> Stored records
———
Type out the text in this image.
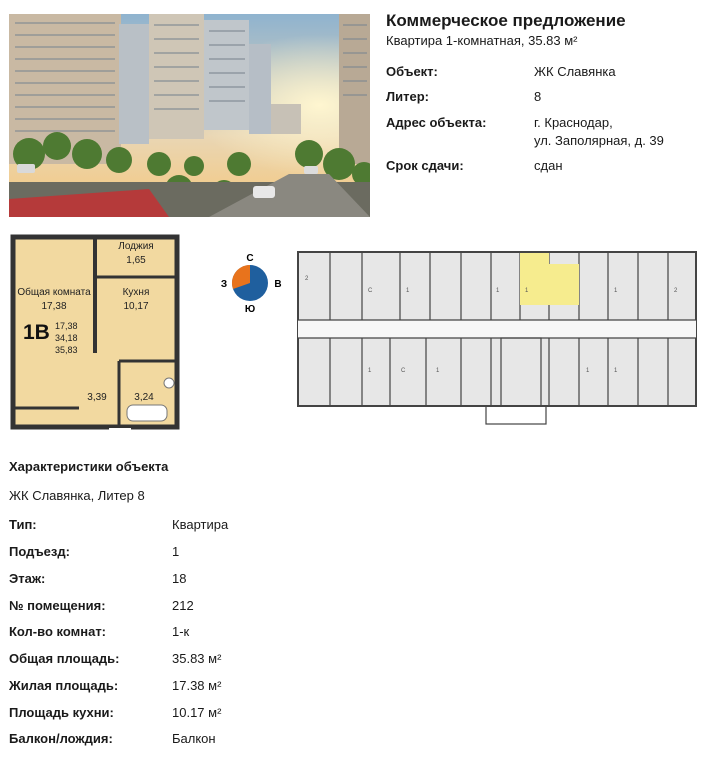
Коммерческое предложение
Квартира 1-комнатная, 35.83 м²
Объект:	ЖК Славянка
Литер:	8
Адрес объекта:	г. Краснодар,
ул. Заполярная, д. 39
Срок сдачи:	сдан
Лоджия
1,65
Общая комната
17,38
Кухня
10,17
1В 17,38
34,18
35,83
3,39	3,24
С
Ю
З	В	2
С	1	1	1	1	2
1	С	1	1	1
Характеристики объекта
ЖК Славянка, Литер 8
Тип:	Квартира
Подъезд:	1
Этаж:	18
№ помещения:	212
Кол-во комнат:	1-к
Общая площадь:	35.83 м²
Жилая площадь:	17.38 м²
Площадь кухни:	10.17 м²
Балкон/лождия:	Балкон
———
> Instructions for the task
Reproduce all of the data exactly, omitting each picture it holds.

> Exercise response
Type out the text in this image.
Коммерческое предложение
Квартира 1-комнатная, 35.83 м²
Объект:	ЖК Славянка
Литер:	8
Адрес объекта:	г. Краснодар,
ул. Заполярная, д. 39
Срок сдачи:	сдан
Лоджия
1,65
Общая комната
17,38
Кухня
10,17
1В 17,38
34,18
35,83
3,39	3,24
С
Ю
З	В	2
С	1	1	1	1	2
1	С	1	1	1
Характеристики объекта
ЖК Славянка, Литер 8
Тип:	Квартира
Подъезд:	1
Этаж:	18
№ помещения:	212
Кол-во комнат:	1-к
Общая площадь:	35.83 м²
Жилая площадь:	17.38 м²
Площадь кухни:	10.17 м²
Балкон/лождия:	Балкон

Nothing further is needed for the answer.